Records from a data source

(begin)

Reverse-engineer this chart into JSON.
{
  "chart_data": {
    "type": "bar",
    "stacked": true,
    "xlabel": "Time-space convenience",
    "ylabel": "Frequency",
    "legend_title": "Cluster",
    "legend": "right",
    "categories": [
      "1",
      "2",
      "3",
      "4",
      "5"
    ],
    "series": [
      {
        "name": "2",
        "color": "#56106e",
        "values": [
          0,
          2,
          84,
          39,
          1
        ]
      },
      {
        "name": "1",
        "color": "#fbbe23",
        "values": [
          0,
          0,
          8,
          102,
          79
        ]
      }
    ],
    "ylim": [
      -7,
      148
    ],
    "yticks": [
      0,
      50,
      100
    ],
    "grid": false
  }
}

(end)
(begin)

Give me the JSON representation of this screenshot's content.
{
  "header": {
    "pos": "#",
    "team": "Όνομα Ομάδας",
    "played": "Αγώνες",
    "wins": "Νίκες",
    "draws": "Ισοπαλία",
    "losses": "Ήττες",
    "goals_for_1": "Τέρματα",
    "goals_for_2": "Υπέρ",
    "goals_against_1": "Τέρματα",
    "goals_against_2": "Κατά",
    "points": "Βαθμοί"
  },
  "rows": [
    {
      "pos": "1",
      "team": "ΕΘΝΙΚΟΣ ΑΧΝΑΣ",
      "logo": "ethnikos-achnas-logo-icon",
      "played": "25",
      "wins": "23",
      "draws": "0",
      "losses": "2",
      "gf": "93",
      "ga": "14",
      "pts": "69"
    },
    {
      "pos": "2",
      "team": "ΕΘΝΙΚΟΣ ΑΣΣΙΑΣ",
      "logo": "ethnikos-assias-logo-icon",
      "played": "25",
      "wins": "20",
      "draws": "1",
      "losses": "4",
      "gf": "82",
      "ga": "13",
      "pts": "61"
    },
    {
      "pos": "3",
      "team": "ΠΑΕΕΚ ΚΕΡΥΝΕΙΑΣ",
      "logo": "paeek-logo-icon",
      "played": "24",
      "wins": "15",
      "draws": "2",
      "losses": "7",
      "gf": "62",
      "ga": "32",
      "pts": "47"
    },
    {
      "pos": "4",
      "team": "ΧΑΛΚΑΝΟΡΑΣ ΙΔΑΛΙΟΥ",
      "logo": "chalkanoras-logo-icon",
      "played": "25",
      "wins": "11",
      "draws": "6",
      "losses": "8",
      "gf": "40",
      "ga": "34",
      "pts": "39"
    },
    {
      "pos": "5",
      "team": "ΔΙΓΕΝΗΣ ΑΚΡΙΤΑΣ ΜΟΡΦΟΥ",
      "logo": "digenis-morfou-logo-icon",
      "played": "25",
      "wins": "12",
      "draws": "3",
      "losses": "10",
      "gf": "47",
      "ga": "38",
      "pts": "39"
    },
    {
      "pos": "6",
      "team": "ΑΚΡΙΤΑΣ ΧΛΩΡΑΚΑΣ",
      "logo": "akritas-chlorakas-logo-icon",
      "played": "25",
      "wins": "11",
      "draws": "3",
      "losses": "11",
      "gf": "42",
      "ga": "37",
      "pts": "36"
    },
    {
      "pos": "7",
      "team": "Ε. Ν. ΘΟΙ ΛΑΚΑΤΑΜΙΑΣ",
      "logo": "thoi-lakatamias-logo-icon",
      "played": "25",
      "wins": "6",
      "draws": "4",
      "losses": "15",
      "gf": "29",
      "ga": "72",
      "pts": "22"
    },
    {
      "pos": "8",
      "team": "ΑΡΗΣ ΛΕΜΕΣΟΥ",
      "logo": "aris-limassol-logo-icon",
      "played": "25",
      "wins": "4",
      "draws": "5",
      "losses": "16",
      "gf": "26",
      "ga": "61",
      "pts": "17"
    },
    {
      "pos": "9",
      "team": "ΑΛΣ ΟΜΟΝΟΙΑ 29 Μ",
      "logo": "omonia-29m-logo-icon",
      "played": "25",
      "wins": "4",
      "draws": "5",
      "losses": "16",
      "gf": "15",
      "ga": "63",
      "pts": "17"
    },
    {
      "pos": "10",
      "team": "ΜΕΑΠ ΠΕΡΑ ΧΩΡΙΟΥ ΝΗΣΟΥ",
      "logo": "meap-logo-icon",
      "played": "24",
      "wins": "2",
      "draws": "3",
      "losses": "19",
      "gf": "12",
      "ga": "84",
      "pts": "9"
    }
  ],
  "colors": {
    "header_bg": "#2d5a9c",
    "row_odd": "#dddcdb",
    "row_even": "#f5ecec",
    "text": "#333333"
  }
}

(end)

Go through the entries above and copy every line containing "ΑΚΡΙΤΑΣ".

      "team": "ΔΙΓΕΝΗΣ ΑΚΡΙΤΑΣ ΜΟΡΦΟΥ",
      "team": "ΑΚΡΙΤΑΣ ΧΛΩΡΑΚΑΣ",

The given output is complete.